DOCUMENT EXCERPT:
######

NEW YORK — Gov. Andrew M. Cuomo announced Monday morning that low-risk high school sports such as tennis, soccer, cross country, field hockey and swimming can begin practicing and playing on Sept. 21.
Football, considered a high-risk sport, is not permitted to begin competition, but will be able to practice starting Sept. 21. A start date for the football season is not currently set.
Gov. Cuomo also said schools can only travel to compete or practice against other schools in their region, or in neighboring regions, until Oct. 19. After that, the state will permit further travel.
Schools will also have to follow state Department of Health issued guidance.
The New York State Public High School Athletic Association section directors and officers will meet within 24 hours, the COVID Task Force will meet within 48 hours and then officers will meet to make a decision if needed within 72 hours.
Kyle Gaumes, a rising-senior at Lyme and a member of its boys soccer team, is happy and relieved sports will be permitted in the fall.
“If sports were not involved with school that would just make it harder to get up and get to school,” Gaumes said. “That’s for sure. When you get to school on game day, there’s nothing better than that.”
Gaumes, who has been playing soccer over the summer with Upstate United, is interested in how fan attendance will work. He played in one tournament in Syracuse with Upstate United and each player was only allowed one spectator.
In a press release sent out by Gov. Cuomo’s office on Monday, it stated spectators are limited to two per player.
“Hopefully they can come up with a way to have everyone there at the games and not just have a limited amount of spectators,” Gaumes said. “Because that’s a big part of getting motivated and everything during the game.”
Lyme boys soccer coach Rob Goutremout is excited to have some sort of season this coming fall, but the news of having sports at all came as a surprise.
“Honestly I was very shocked, I didn’t think there was any way that we were playing,” Goutremout said. “I’m glad we are, but I didn’t think it was going to happen based of the way people were talking.”
Goutremout sent a text to his team on Monday afternoon telling them to start conditioning for the season.
“We’re not allowed to have a practice yet, we’re only going to be able to have six or seven practices and that’s not enough usually,” Goutremout said. “So that’s a big question. There’s also the question of wearing masks. I haven’t had a meeting with our AD (athletic director) to see if we’re going to wear masks. I don’t know protocol for a lot of things.”

######

GIVEN INFORMATION:
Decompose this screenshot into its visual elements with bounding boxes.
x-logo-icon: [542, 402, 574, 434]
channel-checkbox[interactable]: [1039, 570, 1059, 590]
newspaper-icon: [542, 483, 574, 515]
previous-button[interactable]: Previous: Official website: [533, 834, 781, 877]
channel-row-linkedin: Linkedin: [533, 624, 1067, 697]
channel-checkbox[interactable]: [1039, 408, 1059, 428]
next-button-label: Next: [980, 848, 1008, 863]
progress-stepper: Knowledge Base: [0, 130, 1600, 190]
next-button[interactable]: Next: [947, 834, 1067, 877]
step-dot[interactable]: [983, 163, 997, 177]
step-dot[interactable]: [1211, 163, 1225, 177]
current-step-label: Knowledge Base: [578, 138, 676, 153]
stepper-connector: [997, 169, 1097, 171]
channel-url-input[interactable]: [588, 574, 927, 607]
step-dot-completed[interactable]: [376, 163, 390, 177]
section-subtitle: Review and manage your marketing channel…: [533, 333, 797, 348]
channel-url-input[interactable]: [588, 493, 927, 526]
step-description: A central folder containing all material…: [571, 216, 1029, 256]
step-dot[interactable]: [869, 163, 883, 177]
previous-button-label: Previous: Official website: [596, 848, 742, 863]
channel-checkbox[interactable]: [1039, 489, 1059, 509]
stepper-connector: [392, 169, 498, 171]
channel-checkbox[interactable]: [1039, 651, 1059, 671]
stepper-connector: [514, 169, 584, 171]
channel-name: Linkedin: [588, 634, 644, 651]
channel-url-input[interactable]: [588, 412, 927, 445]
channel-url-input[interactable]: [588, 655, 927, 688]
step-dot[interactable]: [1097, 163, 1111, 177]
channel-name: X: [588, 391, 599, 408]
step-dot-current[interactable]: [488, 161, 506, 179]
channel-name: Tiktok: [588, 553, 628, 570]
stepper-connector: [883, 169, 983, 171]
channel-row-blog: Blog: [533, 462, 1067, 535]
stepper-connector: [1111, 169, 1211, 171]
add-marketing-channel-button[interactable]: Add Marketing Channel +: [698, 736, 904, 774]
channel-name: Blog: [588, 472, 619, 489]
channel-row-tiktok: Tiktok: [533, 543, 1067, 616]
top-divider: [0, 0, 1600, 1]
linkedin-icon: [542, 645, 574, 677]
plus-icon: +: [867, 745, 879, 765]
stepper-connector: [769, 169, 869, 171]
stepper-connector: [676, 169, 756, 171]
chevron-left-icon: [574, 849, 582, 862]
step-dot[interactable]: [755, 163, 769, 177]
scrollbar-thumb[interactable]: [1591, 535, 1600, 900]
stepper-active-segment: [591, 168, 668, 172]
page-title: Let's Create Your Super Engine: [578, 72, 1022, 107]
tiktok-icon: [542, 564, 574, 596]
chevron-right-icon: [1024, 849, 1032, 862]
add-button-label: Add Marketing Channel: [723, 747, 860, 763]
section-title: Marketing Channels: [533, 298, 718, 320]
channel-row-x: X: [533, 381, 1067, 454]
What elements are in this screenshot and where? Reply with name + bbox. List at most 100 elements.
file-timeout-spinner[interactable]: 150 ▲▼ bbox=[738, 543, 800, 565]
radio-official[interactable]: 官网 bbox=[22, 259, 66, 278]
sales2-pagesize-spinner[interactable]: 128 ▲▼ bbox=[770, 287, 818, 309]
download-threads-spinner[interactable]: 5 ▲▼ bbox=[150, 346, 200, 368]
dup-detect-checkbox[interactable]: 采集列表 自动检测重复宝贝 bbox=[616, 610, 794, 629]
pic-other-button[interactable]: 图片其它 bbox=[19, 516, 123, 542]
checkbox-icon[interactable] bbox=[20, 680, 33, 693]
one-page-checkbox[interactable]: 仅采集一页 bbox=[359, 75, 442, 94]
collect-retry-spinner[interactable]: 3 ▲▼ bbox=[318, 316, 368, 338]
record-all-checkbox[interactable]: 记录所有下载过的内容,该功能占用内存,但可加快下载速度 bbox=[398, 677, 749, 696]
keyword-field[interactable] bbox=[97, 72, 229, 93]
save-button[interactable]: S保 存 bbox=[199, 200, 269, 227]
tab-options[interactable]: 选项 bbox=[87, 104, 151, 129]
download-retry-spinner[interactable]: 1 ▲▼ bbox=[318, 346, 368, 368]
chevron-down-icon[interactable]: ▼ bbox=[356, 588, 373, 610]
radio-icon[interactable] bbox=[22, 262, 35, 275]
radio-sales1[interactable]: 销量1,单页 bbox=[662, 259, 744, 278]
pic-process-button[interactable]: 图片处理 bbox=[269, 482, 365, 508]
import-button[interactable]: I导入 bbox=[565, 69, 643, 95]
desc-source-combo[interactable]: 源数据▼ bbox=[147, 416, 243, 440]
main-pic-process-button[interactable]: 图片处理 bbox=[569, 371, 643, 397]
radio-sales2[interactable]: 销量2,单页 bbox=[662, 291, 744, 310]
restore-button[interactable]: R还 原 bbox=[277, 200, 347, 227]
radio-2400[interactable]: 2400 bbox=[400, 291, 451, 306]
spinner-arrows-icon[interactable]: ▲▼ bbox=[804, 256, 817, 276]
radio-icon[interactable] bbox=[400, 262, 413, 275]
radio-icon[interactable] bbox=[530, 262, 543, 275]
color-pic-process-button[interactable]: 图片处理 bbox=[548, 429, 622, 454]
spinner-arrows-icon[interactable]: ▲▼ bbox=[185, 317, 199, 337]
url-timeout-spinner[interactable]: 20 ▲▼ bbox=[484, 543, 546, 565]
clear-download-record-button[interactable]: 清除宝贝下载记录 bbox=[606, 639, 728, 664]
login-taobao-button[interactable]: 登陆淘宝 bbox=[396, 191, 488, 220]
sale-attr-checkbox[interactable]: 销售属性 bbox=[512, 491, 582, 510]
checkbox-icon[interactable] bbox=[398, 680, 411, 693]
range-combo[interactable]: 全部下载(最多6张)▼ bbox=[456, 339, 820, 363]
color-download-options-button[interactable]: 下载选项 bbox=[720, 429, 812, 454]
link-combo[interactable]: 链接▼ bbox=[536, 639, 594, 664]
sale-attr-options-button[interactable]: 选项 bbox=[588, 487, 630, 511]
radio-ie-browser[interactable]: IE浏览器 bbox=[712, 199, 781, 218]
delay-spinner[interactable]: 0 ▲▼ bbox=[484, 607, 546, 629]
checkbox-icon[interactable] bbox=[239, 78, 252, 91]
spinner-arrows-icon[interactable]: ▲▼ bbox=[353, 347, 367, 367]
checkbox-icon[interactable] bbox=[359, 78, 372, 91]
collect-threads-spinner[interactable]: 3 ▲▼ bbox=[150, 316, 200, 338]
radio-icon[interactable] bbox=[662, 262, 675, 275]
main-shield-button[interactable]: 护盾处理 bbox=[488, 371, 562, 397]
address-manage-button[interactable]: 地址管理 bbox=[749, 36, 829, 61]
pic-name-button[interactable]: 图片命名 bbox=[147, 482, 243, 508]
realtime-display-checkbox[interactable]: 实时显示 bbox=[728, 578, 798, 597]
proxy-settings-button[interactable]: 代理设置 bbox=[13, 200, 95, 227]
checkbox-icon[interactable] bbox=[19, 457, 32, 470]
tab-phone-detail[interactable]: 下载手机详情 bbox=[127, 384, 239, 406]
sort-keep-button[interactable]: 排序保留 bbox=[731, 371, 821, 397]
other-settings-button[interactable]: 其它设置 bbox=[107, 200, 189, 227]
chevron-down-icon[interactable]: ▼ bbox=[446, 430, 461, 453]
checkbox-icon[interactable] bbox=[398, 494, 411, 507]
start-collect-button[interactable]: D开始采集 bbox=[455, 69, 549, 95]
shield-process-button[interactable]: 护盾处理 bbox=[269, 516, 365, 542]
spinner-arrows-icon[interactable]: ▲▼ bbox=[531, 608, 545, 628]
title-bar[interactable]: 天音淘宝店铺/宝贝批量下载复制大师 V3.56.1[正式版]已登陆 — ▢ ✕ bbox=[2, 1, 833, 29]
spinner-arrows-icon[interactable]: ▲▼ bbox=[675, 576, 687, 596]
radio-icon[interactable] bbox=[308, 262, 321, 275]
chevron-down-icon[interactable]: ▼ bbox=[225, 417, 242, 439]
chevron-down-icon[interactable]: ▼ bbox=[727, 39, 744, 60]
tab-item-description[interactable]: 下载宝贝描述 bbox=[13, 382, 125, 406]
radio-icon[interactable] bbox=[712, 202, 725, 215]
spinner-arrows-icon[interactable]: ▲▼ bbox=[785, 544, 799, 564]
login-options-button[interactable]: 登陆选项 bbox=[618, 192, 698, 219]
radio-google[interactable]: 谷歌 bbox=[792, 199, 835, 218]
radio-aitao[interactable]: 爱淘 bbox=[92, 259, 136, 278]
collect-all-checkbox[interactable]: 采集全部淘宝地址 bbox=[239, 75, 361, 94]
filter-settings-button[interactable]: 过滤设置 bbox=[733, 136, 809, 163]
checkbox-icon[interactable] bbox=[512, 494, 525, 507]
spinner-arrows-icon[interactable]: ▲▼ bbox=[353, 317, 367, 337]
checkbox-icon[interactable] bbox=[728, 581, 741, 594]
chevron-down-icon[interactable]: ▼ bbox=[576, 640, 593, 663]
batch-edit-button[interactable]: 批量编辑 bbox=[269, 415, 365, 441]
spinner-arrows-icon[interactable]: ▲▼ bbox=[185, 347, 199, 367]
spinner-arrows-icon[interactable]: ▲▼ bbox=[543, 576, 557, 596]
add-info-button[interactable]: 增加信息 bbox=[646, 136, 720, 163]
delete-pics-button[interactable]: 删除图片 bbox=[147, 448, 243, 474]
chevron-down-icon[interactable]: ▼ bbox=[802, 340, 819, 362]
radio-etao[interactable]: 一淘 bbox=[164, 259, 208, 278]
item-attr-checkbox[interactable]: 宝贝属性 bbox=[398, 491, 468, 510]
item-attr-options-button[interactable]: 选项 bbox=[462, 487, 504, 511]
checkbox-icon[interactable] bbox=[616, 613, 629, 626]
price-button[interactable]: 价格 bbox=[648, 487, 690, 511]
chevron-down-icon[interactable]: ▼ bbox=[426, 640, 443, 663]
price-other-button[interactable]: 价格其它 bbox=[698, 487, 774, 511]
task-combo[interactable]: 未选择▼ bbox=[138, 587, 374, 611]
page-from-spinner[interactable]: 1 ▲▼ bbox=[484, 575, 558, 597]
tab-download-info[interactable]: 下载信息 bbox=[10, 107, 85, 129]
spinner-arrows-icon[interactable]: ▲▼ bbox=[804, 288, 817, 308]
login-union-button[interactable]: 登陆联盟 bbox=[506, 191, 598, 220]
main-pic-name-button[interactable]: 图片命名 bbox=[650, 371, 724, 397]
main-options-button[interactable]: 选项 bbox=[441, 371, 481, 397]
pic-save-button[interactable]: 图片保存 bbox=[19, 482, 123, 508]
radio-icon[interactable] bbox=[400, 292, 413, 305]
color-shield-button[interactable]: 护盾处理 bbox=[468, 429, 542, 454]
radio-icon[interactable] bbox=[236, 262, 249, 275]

######

COMPLETE THE FOLLOWING:
a: In the news article on high school sports, how many spectators per player does the press release from Gov. Cuomo's office allow?
b: Copy a passage from the news article on high school sports, beginning at the words "The New York" and stopping after "allowed one spectator.".
The listing has no connection to the news article on high school sports.

ANSWERS BELOW:
a: Two spectators per player.

b:
The New York State Public High School Athletic Association section directors and officers will meet within 24 hours, the COVID Task Force will meet within 48 hours and then officers will meet to make a decision if needed within 72 hours.
Kyle Gaumes, a rising-senior at Lyme and a member of its boys soccer team, is happy and relieved sports will be permitted in the fall.
“If sports were not involved with school that would just make it harder to get up and get to school,” Gaumes said. “That’s for sure. When you get to school on game day, there’s nothing better than that.”
Gaumes, who has been playing soccer over the summer with Upstate United, is interested in how fan attendance will work. He played in one tournament in Syracuse with Upstate United and each player was only allowed one spectator.